• What to produce: Reproduce the material exactly, omitting nothing.

Dataset entries on figures
========

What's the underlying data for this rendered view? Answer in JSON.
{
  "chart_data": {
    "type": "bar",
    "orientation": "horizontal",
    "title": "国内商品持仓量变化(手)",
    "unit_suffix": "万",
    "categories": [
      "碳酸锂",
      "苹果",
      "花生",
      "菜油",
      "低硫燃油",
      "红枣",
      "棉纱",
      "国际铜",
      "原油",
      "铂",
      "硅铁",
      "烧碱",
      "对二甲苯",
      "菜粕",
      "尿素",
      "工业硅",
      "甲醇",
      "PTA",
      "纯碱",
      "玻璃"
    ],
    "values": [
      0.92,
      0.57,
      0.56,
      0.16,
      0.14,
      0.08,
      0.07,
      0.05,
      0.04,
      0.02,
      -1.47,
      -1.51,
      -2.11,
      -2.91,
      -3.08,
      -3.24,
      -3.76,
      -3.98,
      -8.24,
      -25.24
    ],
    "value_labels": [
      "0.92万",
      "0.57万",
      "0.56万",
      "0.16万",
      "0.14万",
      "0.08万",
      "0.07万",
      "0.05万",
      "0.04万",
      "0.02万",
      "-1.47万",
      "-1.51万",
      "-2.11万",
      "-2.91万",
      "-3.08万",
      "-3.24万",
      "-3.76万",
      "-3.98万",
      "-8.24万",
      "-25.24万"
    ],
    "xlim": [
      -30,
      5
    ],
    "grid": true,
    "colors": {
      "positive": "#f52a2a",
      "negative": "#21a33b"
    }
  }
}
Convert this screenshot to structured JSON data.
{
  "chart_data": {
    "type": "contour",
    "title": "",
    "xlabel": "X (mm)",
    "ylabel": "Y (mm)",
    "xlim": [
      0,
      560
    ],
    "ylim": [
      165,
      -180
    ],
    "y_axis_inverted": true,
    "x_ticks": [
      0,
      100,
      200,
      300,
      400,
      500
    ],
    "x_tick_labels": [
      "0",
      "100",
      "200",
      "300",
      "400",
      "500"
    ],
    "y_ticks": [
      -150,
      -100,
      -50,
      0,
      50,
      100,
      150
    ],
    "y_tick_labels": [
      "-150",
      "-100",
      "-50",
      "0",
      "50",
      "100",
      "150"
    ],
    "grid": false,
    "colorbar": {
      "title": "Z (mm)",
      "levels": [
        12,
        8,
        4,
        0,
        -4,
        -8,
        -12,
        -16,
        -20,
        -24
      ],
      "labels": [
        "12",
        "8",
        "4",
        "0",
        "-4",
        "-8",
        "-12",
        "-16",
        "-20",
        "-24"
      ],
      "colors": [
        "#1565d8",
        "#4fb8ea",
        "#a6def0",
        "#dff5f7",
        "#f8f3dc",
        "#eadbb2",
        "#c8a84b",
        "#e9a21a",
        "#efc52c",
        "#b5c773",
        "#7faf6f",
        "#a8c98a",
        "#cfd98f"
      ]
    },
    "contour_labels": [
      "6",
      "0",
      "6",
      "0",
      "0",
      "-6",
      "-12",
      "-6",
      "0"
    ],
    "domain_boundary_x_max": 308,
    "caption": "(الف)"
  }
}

========

• Written response:
What's the underlying data for this rendered view? Answer in JSON.
{
  "chart_data": {
    "type": "bar",
    "orientation": "horizontal",
    "title": "国内商品持仓量变化(手)",
    "unit_suffix": "万",
    "categories": [
      "碳酸锂",
      "苹果",
      "花生",
      "菜油",
      "低硫燃油",
      "红枣",
      "棉纱",
      "国际铜",
      "原油",
      "铂",
      "硅铁",
      "烧碱",
      "对二甲苯",
      "菜粕",
      "尿素",
      "工业硅",
      "甲醇",
      "PTA",
      "纯碱",
      "玻璃"
    ],
    "values": [
      0.92,
      0.57,
      0.56,
      0.16,
      0.14,
      0.08,
      0.07,
      0.05,
      0.04,
      0.02,
      -1.47,
      -1.51,
      -2.11,
      -2.91,
      -3.08,
      -3.24,
      -3.76,
      -3.98,
      -8.24,
      -25.24
    ],
    "value_labels": [
      "0.92万",
      "0.57万",
      "0.56万",
      "0.16万",
      "0.14万",
      "0.08万",
      "0.07万",
      "0.05万",
      "0.04万",
      "0.02万",
      "-1.47万",
      "-1.51万",
      "-2.11万",
      "-2.91万",
      "-3.08万",
      "-3.24万",
      "-3.76万",
      "-3.98万",
      "-8.24万",
      "-25.24万"
    ],
    "xlim": [
      -30,
      5
    ],
    "grid": true,
    "colors": {
      "positive": "#f52a2a",
      "negative": "#21a33b"
    }
  }
}
Convert this screenshot to structured JSON data.
{
  "chart_data": {
    "type": "contour",
    "title": "",
    "xlabel": "X (mm)",
    "ylabel": "Y (mm)",
    "xlim": [
      0,
      560
    ],
    "ylim": [
      165,
      -180
    ],
    "y_axis_inverted": true,
    "x_ticks": [
      0,
      100,
      200,
      300,
      400,
      500
    ],
    "x_tick_labels": [
      "0",
      "100",
      "200",
      "300",
      "400",
      "500"
    ],
    "y_ticks": [
      -150,
      -100,
      -50,
      0,
      50,
      100,
      150
    ],
    "y_tick_labels": [
      "-150",
      "-100",
      "-50",
      "0",
      "50",
      "100",
      "150"
    ],
    "grid": false,
    "colorbar": {
      "title": "Z (mm)",
      "levels": [
        12,
        8,
        4,
        0,
        -4,
        -8,
        -12,
        -16,
        -20,
        -24
      ],
      "labels": [
        "12",
        "8",
        "4",
        "0",
        "-4",
        "-8",
        "-12",
        "-16",
        "-20",
        "-24"
      ],
      "colors": [
        "#1565d8",
        "#4fb8ea",
        "#a6def0",
        "#dff5f7",
        "#f8f3dc",
        "#eadbb2",
        "#c8a84b",
        "#e9a21a",
        "#efc52c",
        "#b5c773",
        "#7faf6f",
        "#a8c98a",
        "#cfd98f"
      ]
    },
    "contour_labels": [
      "6",
      "0",
      "6",
      "0",
      "0",
      "-6",
      "-12",
      "-6",
      "0"
    ],
    "domain_boundary_x_max": 308,
    "caption": "(الف)"
  }
}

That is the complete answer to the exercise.